--- Instructions to follow ---
Copy out the entries in full and with complete accuracy; pictures are excluded.

Collected data entries
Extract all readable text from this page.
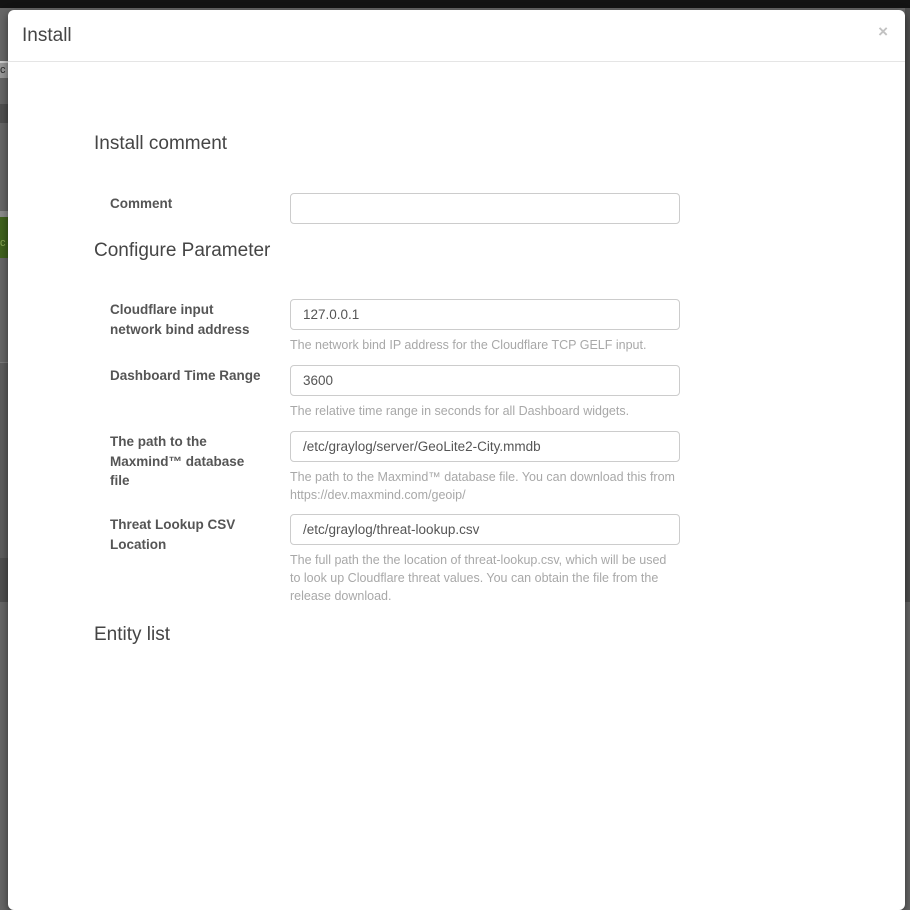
c
c
Install	×
Install comment
Comment
Configure Parameter
Cloudflare input network bind address
127.0.0.1
The network bind IP address for the Cloudflare TCP GELF input.
Dashboard Time Range
3600
The relative time range in seconds for all Dashboard widgets.
The path to the Maxmind™ database file
/etc/graylog/server/GeoLite2-City.mmdb	The path to the Maxmind™ database file. You can download this from https://dev.maxmind.com/geoip/
Threat Lookup CSV Location
/etc/graylog/threat-lookup.csv
The full path the the location of threat-lookup.csv, which will be used to look up Cloudflare threat values. You can obtain the file from the release download.
Entity list
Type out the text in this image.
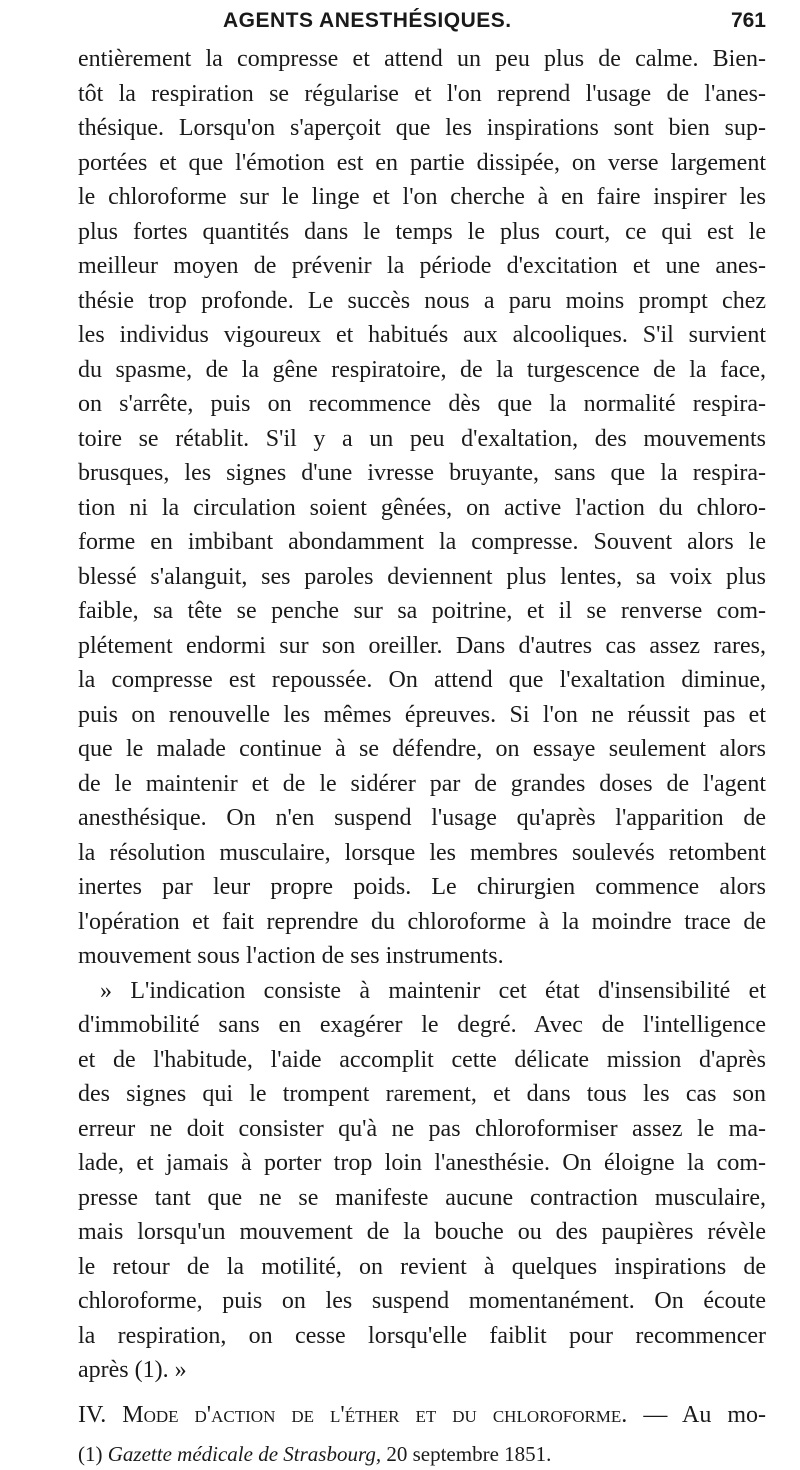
AGENTS ANESTHÉSIQUES.	761
entièrement la compresse et attend un peu plus de calme. Bien-
tôt la respiration se régularise et l'on reprend l'usage de l'anes-
thésique. Lorsqu'on s'aperçoit que les inspirations sont bien sup-
portées et que l'émotion est en partie dissipée, on verse largement
le chloroforme sur le linge et l'on cherche à en faire inspirer les
plus fortes quantités dans le temps le plus court, ce qui est le
meilleur moyen de prévenir la période d'excitation et une anes-
thésie trop profonde. Le succès nous a paru moins prompt chez
les individus vigoureux et habitués aux alcooliques. S'il survient
du spasme, de la gêne respiratoire, de la turgescence de la face,
on s'arrête, puis on recommence dès que la normalité respira-
toire se rétablit. S'il y a un peu d'exaltation, des mouvements
brusques, les signes d'une ivresse bruyante, sans que la respira-
tion ni la circulation soient gênées, on active l'action du chloro-
forme en imbibant abondamment la compresse. Souvent alors le
blessé s'alanguit, ses paroles deviennent plus lentes, sa voix plus
faible, sa tête se penche sur sa poitrine, et il se renverse com-
plétement endormi sur son oreiller. Dans d'autres cas assez rares,
la compresse est repoussée. On attend que l'exaltation diminue,
puis on renouvelle les mêmes épreuves. Si l'on ne réussit pas et
que le malade continue à se défendre, on essaye seulement alors
de le maintenir et de le sidérer par de grandes doses de l'agent
anesthésique. On n'en suspend l'usage qu'après l'apparition de
la résolution musculaire, lorsque les membres soulevés retombent
inertes par leur propre poids. Le chirurgien commence alors
l'opération et fait reprendre du chloroforme à la moindre trace de
mouvement sous l'action de ses instruments.
» L'indication consiste à maintenir cet état d'insensibilité et
d'immobilité sans en exagérer le degré. Avec de l'intelligence
et de l'habitude, l'aide accomplit cette délicate mission d'après
des signes qui le trompent rarement, et dans tous les cas son
erreur ne doit consister qu'à ne pas chloroformiser assez le ma-
lade, et jamais à porter trop loin l'anesthésie. On éloigne la com-
presse tant que ne se manifeste aucune contraction musculaire,
mais lorsqu'un mouvement de la bouche ou des paupières révèle
le retour de la motilité, on revient à quelques inspirations de
chloroforme, puis on les suspend momentanément. On écoute
la respiration, on cesse lorsqu'elle faiblit pour recommencer
après (1). »
IV. Mode d'action de l'éther et du chloroforme. — Au mo-
(1) Gazette médicale de Strasbourg, 20 septembre 1851.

--- Exercise solution ---
Extract all readable text from this page.
c
c
Install	×
Install comment
Comment
Configure Parameter
Cloudflare input network bind address
127.0.0.1
The network bind IP address for the Cloudflare TCP GELF input.
Dashboard Time Range
3600
The relative time range in seconds for all Dashboard widgets.
The path to the Maxmind™ database file
/etc/graylog/server/GeoLite2-City.mmdb	The path to the Maxmind™ database file. You can download this from https://dev.maxmind.com/geoip/
Threat Lookup CSV Location
/etc/graylog/threat-lookup.csv
The full path the the location of threat-lookup.csv, which will be used to look up Cloudflare threat values. You can obtain the file from the release download.
Entity list
Type out the text in this image.
AGENTS ANESTHÉSIQUES.	761
entièrement la compresse et attend un peu plus de calme. Bien-
tôt la respiration se régularise et l'on reprend l'usage de l'anes-
thésique. Lorsqu'on s'aperçoit que les inspirations sont bien sup-
portées et que l'émotion est en partie dissipée, on verse largement
le chloroforme sur le linge et l'on cherche à en faire inspirer les
plus fortes quantités dans le temps le plus court, ce qui est le
meilleur moyen de prévenir la période d'excitation et une anes-
thésie trop profonde. Le succès nous a paru moins prompt chez
les individus vigoureux et habitués aux alcooliques. S'il survient
du spasme, de la gêne respiratoire, de la turgescence de la face,
on s'arrête, puis on recommence dès que la normalité respira-
toire se rétablit. S'il y a un peu d'exaltation, des mouvements
brusques, les signes d'une ivresse bruyante, sans que la respira-
tion ni la circulation soient gênées, on active l'action du chloro-
forme en imbibant abondamment la compresse. Souvent alors le
blessé s'alanguit, ses paroles deviennent plus lentes, sa voix plus
faible, sa tête se penche sur sa poitrine, et il se renverse com-
plétement endormi sur son oreiller. Dans d'autres cas assez rares,
la compresse est repoussée. On attend que l'exaltation diminue,
puis on renouvelle les mêmes épreuves. Si l'on ne réussit pas et
que le malade continue à se défendre, on essaye seulement alors
de le maintenir et de le sidérer par de grandes doses de l'agent
anesthésique. On n'en suspend l'usage qu'après l'apparition de
la résolution musculaire, lorsque les membres soulevés retombent
inertes par leur propre poids. Le chirurgien commence alors
l'opération et fait reprendre du chloroforme à la moindre trace de
mouvement sous l'action de ses instruments.
» L'indication consiste à maintenir cet état d'insensibilité et
d'immobilité sans en exagérer le degré. Avec de l'intelligence
et de l'habitude, l'aide accomplit cette délicate mission d'après
des signes qui le trompent rarement, et dans tous les cas son
erreur ne doit consister qu'à ne pas chloroformiser assez le ma-
lade, et jamais à porter trop loin l'anesthésie. On éloigne la com-
presse tant que ne se manifeste aucune contraction musculaire,
mais lorsqu'un mouvement de la bouche ou des paupières révèle
le retour de la motilité, on revient à quelques inspirations de
chloroforme, puis on les suspend momentanément. On écoute
la respiration, on cesse lorsqu'elle faiblit pour recommencer
après (1). »
IV. Mode d'action de l'éther et du chloroforme. — Au mo-
(1) Gazette médicale de Strasbourg, 20 septembre 1851.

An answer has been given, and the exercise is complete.